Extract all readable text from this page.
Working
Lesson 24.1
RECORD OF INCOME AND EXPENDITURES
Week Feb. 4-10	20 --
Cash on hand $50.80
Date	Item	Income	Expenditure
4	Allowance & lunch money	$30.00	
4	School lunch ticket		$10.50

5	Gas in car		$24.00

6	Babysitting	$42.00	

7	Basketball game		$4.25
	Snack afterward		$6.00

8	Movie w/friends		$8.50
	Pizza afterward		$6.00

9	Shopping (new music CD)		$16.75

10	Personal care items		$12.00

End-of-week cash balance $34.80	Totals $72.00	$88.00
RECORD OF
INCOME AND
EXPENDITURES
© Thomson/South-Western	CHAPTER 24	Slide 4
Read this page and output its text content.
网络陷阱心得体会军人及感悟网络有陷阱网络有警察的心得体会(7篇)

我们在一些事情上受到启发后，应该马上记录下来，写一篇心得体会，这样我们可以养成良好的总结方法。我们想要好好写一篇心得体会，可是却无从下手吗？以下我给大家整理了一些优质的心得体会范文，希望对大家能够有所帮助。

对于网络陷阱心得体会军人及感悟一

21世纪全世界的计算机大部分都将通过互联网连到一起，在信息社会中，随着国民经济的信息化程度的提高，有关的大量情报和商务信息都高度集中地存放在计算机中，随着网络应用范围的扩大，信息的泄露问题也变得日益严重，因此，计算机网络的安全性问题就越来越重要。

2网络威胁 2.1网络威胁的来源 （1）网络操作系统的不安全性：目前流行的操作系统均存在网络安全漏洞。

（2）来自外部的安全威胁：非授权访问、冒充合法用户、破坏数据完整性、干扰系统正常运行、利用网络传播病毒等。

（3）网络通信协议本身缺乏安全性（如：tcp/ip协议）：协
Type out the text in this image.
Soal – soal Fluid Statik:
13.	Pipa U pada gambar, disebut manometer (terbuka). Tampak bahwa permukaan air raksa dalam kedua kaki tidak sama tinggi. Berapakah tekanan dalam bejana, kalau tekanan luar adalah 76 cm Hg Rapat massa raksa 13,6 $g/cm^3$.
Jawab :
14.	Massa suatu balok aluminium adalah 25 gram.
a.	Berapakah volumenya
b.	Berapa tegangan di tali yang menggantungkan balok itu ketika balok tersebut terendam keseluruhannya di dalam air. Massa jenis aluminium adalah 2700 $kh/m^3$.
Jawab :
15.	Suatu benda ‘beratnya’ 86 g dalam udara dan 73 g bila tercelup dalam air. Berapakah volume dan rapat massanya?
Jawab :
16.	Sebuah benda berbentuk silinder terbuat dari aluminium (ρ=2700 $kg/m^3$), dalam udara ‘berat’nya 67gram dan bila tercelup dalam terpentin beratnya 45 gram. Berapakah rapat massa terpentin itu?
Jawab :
################
#### [Directive]
Extract the full listing above without alteration.

#### [Full answer]
Extract all readable text from this page.
Working
Lesson 24.1
RECORD OF INCOME AND EXPENDITURES
Week Feb. 4-10	20 --
Cash on hand $50.80
Date	Item	Income	Expenditure
4	Allowance & lunch money	$30.00	
4	School lunch ticket		$10.50

5	Gas in car		$24.00

6	Babysitting	$42.00	

7	Basketball game		$4.25
	Snack afterward		$6.00

8	Movie w/friends		$8.50
	Pizza afterward		$6.00

9	Shopping (new music CD)		$16.75

10	Personal care items		$12.00

End-of-week cash balance $34.80	Totals $72.00	$88.00
RECORD OF
INCOME AND
EXPENDITURES
© Thomson/South-Western	CHAPTER 24	Slide 4
Read this page and output its text content.
网络陷阱心得体会军人及感悟网络有陷阱网络有警察的心得体会(7篇)

我们在一些事情上受到启发后，应该马上记录下来，写一篇心得体会，这样我们可以养成良好的总结方法。我们想要好好写一篇心得体会，可是却无从下手吗？以下我给大家整理了一些优质的心得体会范文，希望对大家能够有所帮助。

对于网络陷阱心得体会军人及感悟一

21世纪全世界的计算机大部分都将通过互联网连到一起，在信息社会中，随着国民经济的信息化程度的提高，有关的大量情报和商务信息都高度集中地存放在计算机中，随着网络应用范围的扩大，信息的泄露问题也变得日益严重，因此，计算机网络的安全性问题就越来越重要。

2网络威胁 2.1网络威胁的来源 （1）网络操作系统的不安全性：目前流行的操作系统均存在网络安全漏洞。

（2）来自外部的安全威胁：非授权访问、冒充合法用户、破坏数据完整性、干扰系统正常运行、利用网络传播病毒等。

（3）网络通信协议本身缺乏安全性（如：tcp/ip协议）：协
Type out the text in this image.
Soal – soal Fluid Statik:
13.	Pipa U pada gambar, disebut manometer (terbuka). Tampak bahwa permukaan air raksa dalam kedua kaki tidak sama tinggi. Berapakah tekanan dalam bejana, kalau tekanan luar adalah 76 cm Hg Rapat massa raksa 13,6 $g/cm^3$.
Jawab :
14.	Massa suatu balok aluminium adalah 25 gram.
a.	Berapakah volumenya
b.	Berapa tegangan di tali yang menggantungkan balok itu ketika balok tersebut terendam keseluruhannya di dalam air. Massa jenis aluminium adalah 2700 $kh/m^3$.
Jawab :
15.	Suatu benda ‘beratnya’ 86 g dalam udara dan 73 g bila tercelup dalam air. Berapakah volume dan rapat massanya?
Jawab :
16.	Sebuah benda berbentuk silinder terbuat dari aluminium (ρ=2700 $kg/m^3$), dalam udara ‘berat’nya 67gram dan bila tercelup dalam terpentin beratnya 45 gram. Berapakah rapat massa terpentin itu?
Jawab :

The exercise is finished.